_The problem_:
Below are some entries. Copy each line that holds the string "Minutes".

_Data extract_:
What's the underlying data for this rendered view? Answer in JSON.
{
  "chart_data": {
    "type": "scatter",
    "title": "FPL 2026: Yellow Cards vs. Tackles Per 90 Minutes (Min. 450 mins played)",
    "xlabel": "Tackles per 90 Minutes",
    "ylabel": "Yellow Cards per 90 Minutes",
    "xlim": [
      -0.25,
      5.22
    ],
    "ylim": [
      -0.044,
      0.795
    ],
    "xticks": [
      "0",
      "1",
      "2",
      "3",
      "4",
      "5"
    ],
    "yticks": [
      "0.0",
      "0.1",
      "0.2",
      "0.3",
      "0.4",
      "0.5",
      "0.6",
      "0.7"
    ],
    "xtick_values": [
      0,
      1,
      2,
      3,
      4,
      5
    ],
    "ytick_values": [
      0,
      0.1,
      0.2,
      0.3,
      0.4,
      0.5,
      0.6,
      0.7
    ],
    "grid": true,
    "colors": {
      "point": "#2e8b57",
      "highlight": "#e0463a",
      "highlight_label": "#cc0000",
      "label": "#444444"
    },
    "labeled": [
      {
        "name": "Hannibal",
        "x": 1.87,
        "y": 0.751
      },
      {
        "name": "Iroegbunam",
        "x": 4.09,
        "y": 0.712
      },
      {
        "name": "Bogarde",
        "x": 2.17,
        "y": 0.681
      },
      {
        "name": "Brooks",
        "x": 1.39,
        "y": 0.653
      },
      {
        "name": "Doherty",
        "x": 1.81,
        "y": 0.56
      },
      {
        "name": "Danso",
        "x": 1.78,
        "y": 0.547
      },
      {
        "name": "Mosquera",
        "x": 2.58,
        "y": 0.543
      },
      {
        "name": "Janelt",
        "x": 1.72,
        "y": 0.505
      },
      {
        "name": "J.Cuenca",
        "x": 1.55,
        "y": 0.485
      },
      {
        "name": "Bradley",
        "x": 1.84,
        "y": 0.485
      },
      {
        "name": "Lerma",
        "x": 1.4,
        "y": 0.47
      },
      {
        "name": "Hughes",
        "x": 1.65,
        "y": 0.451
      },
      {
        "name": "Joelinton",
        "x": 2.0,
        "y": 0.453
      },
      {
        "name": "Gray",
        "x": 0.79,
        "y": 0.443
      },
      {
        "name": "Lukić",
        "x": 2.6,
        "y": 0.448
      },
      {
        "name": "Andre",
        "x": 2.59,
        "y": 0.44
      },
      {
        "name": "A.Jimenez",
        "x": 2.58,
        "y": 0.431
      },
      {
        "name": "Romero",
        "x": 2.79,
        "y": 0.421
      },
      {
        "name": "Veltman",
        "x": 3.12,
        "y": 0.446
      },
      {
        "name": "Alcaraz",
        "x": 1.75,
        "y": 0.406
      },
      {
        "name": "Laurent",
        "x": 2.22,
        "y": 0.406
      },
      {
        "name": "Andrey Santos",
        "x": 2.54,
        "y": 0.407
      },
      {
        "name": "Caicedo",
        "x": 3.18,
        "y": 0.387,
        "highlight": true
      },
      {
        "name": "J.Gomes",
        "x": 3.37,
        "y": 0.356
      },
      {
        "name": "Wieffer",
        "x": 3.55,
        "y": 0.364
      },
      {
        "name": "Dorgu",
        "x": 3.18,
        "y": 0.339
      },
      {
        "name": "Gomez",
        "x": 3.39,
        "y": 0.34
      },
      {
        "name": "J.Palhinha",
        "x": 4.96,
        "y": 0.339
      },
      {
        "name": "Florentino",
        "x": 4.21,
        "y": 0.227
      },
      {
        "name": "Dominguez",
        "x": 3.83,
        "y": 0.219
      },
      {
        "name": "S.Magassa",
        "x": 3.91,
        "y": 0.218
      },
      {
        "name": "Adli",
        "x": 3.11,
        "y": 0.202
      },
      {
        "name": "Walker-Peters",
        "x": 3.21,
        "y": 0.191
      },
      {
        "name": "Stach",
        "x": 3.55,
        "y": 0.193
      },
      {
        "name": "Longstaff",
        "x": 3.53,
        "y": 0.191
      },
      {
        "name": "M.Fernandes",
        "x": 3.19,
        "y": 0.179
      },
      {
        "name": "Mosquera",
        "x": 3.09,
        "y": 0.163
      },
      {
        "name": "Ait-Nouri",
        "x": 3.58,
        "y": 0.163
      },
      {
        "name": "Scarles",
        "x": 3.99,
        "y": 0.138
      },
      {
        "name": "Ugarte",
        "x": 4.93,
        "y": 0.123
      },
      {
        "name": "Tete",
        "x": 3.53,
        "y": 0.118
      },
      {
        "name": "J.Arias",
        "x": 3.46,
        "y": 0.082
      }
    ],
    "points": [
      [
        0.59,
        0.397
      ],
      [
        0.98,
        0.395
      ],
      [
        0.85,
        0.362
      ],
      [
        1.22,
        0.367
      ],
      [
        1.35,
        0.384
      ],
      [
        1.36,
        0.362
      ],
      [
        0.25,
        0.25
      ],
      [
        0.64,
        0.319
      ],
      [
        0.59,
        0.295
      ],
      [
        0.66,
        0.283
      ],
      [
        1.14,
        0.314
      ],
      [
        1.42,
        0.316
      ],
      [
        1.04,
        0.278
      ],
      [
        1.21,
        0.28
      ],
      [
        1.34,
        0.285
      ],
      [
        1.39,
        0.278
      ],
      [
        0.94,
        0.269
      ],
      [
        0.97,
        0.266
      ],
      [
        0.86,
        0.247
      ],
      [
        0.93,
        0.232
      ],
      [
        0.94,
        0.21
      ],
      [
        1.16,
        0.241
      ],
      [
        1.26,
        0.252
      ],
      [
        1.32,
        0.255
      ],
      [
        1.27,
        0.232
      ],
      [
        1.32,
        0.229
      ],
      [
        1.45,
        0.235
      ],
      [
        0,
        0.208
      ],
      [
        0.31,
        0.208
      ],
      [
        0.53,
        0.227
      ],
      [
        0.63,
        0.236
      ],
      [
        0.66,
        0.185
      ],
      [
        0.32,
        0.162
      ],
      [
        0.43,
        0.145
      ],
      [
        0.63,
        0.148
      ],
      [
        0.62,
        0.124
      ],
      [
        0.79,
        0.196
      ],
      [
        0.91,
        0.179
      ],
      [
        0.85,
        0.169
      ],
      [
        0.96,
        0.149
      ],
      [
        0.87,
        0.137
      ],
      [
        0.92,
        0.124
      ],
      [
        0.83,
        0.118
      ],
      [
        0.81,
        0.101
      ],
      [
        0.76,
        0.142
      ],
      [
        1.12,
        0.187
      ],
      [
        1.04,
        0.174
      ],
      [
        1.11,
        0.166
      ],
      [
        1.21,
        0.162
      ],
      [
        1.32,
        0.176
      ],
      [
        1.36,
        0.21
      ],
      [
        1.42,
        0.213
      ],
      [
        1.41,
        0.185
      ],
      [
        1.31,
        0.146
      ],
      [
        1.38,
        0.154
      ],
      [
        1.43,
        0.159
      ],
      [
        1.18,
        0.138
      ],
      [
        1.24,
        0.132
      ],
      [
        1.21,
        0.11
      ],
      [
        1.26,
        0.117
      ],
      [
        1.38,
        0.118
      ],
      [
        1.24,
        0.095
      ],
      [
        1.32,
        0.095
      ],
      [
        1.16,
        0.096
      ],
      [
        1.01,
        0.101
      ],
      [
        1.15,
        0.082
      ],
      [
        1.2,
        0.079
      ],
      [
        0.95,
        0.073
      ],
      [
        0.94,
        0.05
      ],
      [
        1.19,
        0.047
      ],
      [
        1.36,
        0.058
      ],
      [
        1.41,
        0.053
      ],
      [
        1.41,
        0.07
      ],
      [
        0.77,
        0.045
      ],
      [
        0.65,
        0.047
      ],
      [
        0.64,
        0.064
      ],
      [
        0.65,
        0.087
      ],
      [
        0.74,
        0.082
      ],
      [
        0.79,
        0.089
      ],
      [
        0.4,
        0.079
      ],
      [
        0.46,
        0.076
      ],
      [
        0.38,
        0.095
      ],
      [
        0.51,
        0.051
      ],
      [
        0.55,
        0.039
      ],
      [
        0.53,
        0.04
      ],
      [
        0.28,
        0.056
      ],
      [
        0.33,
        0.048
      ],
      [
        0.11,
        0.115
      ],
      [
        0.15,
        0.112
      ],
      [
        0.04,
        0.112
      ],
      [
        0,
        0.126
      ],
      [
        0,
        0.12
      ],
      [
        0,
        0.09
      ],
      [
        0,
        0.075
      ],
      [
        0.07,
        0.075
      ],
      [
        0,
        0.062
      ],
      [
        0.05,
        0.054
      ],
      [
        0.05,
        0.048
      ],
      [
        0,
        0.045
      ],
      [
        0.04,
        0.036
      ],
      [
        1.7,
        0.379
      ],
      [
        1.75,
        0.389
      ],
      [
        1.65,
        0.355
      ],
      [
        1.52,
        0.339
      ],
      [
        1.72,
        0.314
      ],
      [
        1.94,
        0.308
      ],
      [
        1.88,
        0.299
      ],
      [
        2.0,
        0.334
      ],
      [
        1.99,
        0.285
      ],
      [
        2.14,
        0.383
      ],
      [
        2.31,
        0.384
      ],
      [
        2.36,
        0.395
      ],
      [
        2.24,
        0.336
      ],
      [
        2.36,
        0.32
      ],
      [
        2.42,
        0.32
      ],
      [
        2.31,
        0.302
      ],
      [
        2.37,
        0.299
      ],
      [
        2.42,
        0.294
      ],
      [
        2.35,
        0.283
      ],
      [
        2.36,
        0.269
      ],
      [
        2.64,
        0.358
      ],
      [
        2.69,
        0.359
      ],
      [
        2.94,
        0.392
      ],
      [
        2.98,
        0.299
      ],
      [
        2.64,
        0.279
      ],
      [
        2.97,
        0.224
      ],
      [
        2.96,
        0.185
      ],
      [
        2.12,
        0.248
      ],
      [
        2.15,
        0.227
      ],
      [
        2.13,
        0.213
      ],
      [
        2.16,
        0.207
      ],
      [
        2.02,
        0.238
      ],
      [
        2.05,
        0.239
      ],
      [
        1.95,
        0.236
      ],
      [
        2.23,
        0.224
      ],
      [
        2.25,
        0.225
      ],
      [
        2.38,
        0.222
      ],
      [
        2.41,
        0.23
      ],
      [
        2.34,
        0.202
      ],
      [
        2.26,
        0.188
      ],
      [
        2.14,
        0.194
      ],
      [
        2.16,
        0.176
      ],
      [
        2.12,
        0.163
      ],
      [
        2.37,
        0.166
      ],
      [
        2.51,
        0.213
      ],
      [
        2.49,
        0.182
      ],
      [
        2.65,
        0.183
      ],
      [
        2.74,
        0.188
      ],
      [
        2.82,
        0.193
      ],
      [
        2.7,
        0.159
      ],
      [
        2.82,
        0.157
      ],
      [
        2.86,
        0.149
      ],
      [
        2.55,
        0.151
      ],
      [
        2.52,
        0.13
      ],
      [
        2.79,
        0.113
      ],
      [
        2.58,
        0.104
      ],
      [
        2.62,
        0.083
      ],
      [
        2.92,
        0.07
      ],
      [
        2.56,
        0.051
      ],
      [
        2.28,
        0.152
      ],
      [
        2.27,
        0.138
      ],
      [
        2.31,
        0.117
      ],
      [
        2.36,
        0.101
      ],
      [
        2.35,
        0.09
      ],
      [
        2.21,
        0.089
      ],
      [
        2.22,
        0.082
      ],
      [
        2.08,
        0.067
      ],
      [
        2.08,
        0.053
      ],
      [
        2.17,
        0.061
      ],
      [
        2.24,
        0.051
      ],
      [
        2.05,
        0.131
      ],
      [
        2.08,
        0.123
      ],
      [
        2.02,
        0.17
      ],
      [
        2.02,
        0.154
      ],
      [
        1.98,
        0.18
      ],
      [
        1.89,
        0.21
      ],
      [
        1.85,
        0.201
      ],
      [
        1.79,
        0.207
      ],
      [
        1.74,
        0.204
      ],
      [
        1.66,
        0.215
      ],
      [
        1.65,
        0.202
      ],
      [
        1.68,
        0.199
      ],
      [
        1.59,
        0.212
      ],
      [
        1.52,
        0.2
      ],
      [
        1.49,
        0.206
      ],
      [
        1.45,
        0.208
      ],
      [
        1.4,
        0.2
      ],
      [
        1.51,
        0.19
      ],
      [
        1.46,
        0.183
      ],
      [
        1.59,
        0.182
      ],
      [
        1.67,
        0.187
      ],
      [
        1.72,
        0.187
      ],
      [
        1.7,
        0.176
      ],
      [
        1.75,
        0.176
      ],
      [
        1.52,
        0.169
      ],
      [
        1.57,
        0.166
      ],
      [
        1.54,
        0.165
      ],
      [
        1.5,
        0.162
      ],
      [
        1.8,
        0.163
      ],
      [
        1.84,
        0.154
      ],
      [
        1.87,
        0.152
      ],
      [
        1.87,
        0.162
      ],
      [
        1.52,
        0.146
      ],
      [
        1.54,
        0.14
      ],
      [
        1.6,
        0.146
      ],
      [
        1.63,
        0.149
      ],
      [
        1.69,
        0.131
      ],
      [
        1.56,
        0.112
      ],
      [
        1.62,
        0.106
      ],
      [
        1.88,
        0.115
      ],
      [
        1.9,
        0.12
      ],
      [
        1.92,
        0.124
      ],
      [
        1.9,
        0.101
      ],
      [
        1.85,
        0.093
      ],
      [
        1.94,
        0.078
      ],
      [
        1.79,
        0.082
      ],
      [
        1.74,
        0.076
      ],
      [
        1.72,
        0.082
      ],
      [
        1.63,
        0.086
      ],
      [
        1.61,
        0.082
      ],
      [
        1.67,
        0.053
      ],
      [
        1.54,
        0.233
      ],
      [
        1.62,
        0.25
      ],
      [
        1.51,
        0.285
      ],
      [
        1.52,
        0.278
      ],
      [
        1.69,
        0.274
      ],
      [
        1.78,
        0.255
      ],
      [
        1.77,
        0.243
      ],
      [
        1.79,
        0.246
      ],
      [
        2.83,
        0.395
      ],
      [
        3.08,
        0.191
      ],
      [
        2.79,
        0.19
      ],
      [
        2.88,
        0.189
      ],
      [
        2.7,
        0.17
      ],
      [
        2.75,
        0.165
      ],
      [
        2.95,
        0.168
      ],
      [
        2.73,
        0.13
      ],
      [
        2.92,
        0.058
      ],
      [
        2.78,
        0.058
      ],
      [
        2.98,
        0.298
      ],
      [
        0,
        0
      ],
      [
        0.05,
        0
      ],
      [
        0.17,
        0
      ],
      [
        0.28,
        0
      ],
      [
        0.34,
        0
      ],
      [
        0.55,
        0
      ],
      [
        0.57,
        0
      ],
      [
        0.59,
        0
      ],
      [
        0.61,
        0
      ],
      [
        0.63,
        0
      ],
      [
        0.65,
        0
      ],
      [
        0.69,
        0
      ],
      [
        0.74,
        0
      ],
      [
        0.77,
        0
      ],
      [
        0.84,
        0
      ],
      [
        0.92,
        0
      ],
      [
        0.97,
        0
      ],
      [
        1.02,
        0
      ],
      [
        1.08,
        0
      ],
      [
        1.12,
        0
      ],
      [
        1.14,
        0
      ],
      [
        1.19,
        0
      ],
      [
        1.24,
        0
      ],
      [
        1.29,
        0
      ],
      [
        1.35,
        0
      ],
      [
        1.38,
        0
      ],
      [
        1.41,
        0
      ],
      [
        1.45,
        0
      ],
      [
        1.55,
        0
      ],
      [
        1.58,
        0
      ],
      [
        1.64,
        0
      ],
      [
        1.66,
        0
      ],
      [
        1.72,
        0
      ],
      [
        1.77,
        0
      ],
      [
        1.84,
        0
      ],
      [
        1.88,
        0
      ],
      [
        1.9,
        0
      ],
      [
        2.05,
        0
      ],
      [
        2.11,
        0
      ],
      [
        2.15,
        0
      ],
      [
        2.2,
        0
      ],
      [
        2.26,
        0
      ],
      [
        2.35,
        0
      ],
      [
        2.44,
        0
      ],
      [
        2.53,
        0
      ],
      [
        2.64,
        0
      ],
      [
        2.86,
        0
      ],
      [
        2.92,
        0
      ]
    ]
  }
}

_Correct response_:
    "title": "FPL 2026: Yellow Cards vs. Tackles Per 90 Minutes (Min. 450 mins played)",
    "xlabel": "Tackles per 90 Minutes",
    "ylabel": "Yellow Cards per 90 Minutes",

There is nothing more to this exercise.